Each entry below should be echoed exactly, with pictures omitted.
START Supplied material
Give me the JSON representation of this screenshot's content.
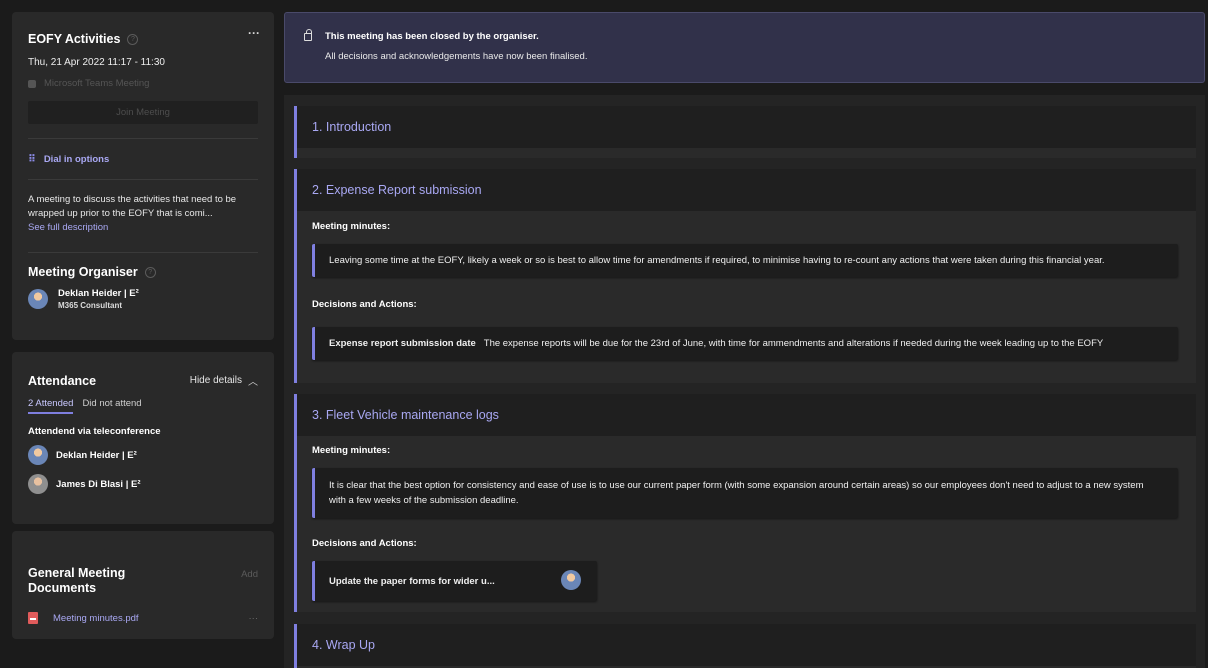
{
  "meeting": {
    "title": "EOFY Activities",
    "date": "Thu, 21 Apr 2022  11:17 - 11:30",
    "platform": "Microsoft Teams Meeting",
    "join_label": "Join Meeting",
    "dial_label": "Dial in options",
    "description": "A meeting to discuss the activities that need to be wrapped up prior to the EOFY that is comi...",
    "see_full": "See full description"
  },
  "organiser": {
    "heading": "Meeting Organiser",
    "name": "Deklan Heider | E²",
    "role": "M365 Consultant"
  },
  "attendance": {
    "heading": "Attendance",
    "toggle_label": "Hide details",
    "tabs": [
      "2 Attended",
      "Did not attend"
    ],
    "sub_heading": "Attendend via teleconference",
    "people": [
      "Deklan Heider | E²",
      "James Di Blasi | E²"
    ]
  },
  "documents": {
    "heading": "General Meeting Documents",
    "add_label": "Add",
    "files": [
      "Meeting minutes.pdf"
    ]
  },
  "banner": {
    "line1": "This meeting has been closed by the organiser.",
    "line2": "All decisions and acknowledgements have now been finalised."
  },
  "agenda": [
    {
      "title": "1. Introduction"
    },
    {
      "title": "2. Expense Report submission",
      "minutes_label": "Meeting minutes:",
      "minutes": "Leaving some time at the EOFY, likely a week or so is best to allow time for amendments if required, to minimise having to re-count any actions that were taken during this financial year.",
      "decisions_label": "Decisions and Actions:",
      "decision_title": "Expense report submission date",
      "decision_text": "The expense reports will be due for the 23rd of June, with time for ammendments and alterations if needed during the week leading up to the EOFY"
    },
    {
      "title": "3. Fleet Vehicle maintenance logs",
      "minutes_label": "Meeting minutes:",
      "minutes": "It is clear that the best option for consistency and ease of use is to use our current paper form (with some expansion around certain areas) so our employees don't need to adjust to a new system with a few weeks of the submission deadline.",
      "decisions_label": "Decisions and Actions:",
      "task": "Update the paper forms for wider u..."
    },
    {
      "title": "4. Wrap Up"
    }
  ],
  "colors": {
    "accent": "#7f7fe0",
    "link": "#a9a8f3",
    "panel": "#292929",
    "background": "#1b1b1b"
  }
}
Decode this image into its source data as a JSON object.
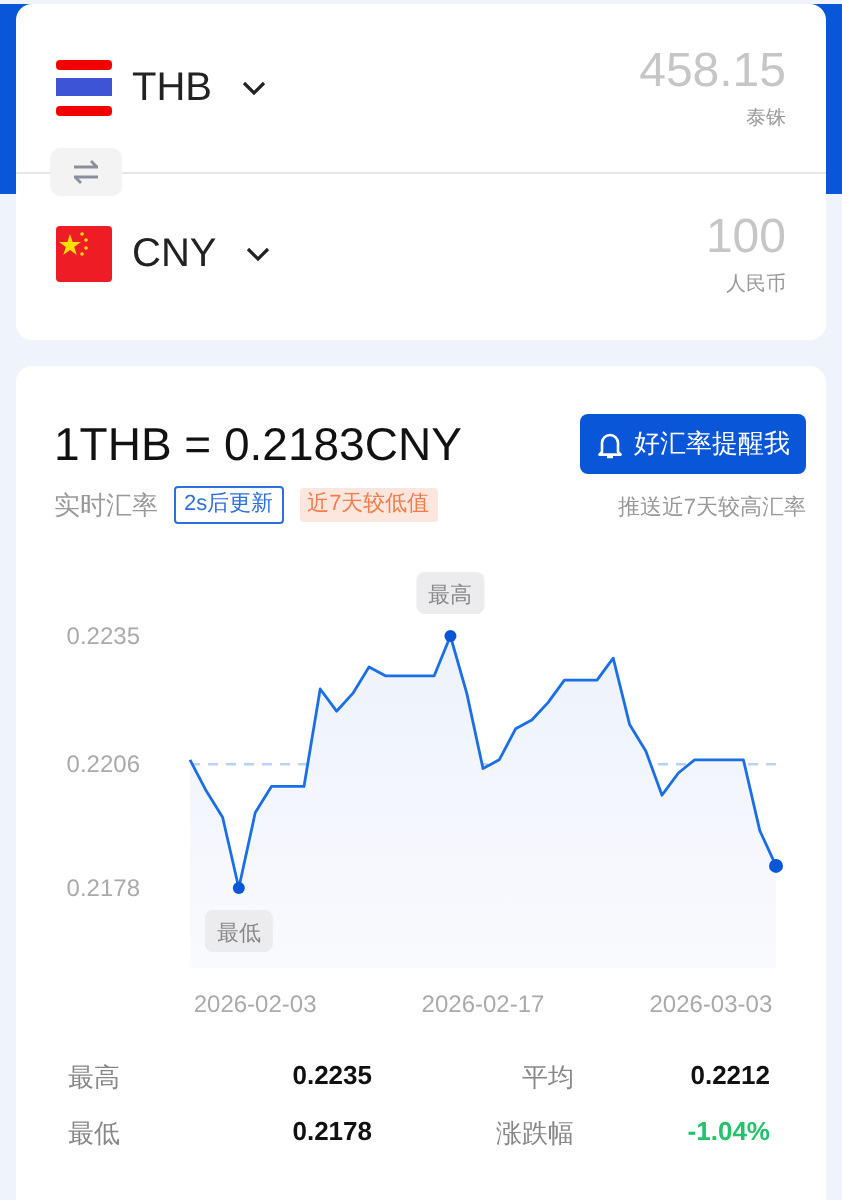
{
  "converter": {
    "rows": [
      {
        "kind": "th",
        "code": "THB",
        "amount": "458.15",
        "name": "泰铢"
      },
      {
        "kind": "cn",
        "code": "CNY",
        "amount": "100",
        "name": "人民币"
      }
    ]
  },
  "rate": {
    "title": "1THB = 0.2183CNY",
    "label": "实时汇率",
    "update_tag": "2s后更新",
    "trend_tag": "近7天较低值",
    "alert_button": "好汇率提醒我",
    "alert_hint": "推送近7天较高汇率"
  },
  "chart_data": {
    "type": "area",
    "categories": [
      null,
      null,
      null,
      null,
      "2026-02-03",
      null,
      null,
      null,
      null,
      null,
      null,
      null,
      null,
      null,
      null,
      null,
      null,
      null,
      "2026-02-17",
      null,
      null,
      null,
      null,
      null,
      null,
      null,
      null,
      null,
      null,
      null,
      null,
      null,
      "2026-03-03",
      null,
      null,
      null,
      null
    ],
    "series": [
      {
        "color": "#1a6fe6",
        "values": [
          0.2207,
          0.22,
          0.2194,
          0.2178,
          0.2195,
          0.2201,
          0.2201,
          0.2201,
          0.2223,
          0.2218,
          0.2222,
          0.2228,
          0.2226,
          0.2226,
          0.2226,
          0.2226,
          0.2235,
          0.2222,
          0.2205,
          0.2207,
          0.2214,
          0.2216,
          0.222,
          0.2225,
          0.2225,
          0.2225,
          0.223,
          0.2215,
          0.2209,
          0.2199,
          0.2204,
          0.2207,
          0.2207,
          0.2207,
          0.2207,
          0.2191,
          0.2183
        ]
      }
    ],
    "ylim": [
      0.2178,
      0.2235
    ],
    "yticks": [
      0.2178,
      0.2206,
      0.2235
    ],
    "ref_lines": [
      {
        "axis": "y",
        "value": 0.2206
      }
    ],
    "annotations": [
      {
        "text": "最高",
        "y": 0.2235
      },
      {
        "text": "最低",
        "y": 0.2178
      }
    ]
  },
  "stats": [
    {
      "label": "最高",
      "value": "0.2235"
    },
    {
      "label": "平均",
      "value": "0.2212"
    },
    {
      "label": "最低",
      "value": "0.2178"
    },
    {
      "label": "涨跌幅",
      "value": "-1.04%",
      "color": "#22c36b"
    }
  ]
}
END Supplied material
* Output:
Give me the JSON representation of this screenshot's content.
{
  "meeting": {
    "title": "EOFY Activities",
    "date": "Thu, 21 Apr 2022  11:17 - 11:30",
    "platform": "Microsoft Teams Meeting",
    "join_label": "Join Meeting",
    "dial_label": "Dial in options",
    "description": "A meeting to discuss the activities that need to be wrapped up prior to the EOFY that is comi...",
    "see_full": "See full description"
  },
  "organiser": {
    "heading": "Meeting Organiser",
    "name": "Deklan Heider | E²",
    "role": "M365 Consultant"
  },
  "attendance": {
    "heading": "Attendance",
    "toggle_label": "Hide details",
    "tabs": [
      "2 Attended",
      "Did not attend"
    ],
    "sub_heading": "Attendend via teleconference",
    "people": [
      "Deklan Heider | E²",
      "James Di Blasi | E²"
    ]
  },
  "documents": {
    "heading": "General Meeting Documents",
    "add_label": "Add",
    "files": [
      "Meeting minutes.pdf"
    ]
  },
  "banner": {
    "line1": "This meeting has been closed by the organiser.",
    "line2": "All decisions and acknowledgements have now been finalised."
  },
  "agenda": [
    {
      "title": "1. Introduction"
    },
    {
      "title": "2. Expense Report submission",
      "minutes_label": "Meeting minutes:",
      "minutes": "Leaving some time at the EOFY, likely a week or so is best to allow time for amendments if required, to minimise having to re-count any actions that were taken during this financial year.",
      "decisions_label": "Decisions and Actions:",
      "decision_title": "Expense report submission date",
      "decision_text": "The expense reports will be due for the 23rd of June, with time for ammendments and alterations if needed during the week leading up to the EOFY"
    },
    {
      "title": "3. Fleet Vehicle maintenance logs",
      "minutes_label": "Meeting minutes:",
      "minutes": "It is clear that the best option for consistency and ease of use is to use our current paper form (with some expansion around certain areas) so our employees don't need to adjust to a new system with a few weeks of the submission deadline.",
      "decisions_label": "Decisions and Actions:",
      "task": "Update the paper forms for wider u..."
    },
    {
      "title": "4. Wrap Up"
    }
  ],
  "colors": {
    "accent": "#7f7fe0",
    "link": "#a9a8f3",
    "panel": "#292929",
    "background": "#1b1b1b"
  }
}
Decode this image into its source data as a JSON object.
{
  "converter": {
    "rows": [
      {
        "kind": "th",
        "code": "THB",
        "amount": "458.15",
        "name": "泰铢"
      },
      {
        "kind": "cn",
        "code": "CNY",
        "amount": "100",
        "name": "人民币"
      }
    ]
  },
  "rate": {
    "title": "1THB = 0.2183CNY",
    "label": "实时汇率",
    "update_tag": "2s后更新",
    "trend_tag": "近7天较低值",
    "alert_button": "好汇率提醒我",
    "alert_hint": "推送近7天较高汇率"
  },
  "chart_data": {
    "type": "area",
    "categories": [
      null,
      null,
      null,
      null,
      "2026-02-03",
      null,
      null,
      null,
      null,
      null,
      null,
      null,
      null,
      null,
      null,
      null,
      null,
      null,
      "2026-02-17",
      null,
      null,
      null,
      null,
      null,
      null,
      null,
      null,
      null,
      null,
      null,
      null,
      null,
      "2026-03-03",
      null,
      null,
      null,
      null
    ],
    "series": [
      {
        "color": "#1a6fe6",
        "values": [
          0.2207,
          0.22,
          0.2194,
          0.2178,
          0.2195,
          0.2201,
          0.2201,
          0.2201,
          0.2223,
          0.2218,
          0.2222,
          0.2228,
          0.2226,
          0.2226,
          0.2226,
          0.2226,
          0.2235,
          0.2222,
          0.2205,
          0.2207,
          0.2214,
          0.2216,
          0.222,
          0.2225,
          0.2225,
          0.2225,
          0.223,
          0.2215,
          0.2209,
          0.2199,
          0.2204,
          0.2207,
          0.2207,
          0.2207,
          0.2207,
          0.2191,
          0.2183
        ]
      }
    ],
    "ylim": [
      0.2178,
      0.2235
    ],
    "yticks": [
      0.2178,
      0.2206,
      0.2235
    ],
    "ref_lines": [
      {
        "axis": "y",
        "value": 0.2206
      }
    ],
    "annotations": [
      {
        "text": "最高",
        "y": 0.2235
      },
      {
        "text": "最低",
        "y": 0.2178
      }
    ]
  },
  "stats": [
    {
      "label": "最高",
      "value": "0.2235"
    },
    {
      "label": "平均",
      "value": "0.2212"
    },
    {
      "label": "最低",
      "value": "0.2178"
    },
    {
      "label": "涨跌幅",
      "value": "-1.04%",
      "color": "#22c36b"
    }
  ]
}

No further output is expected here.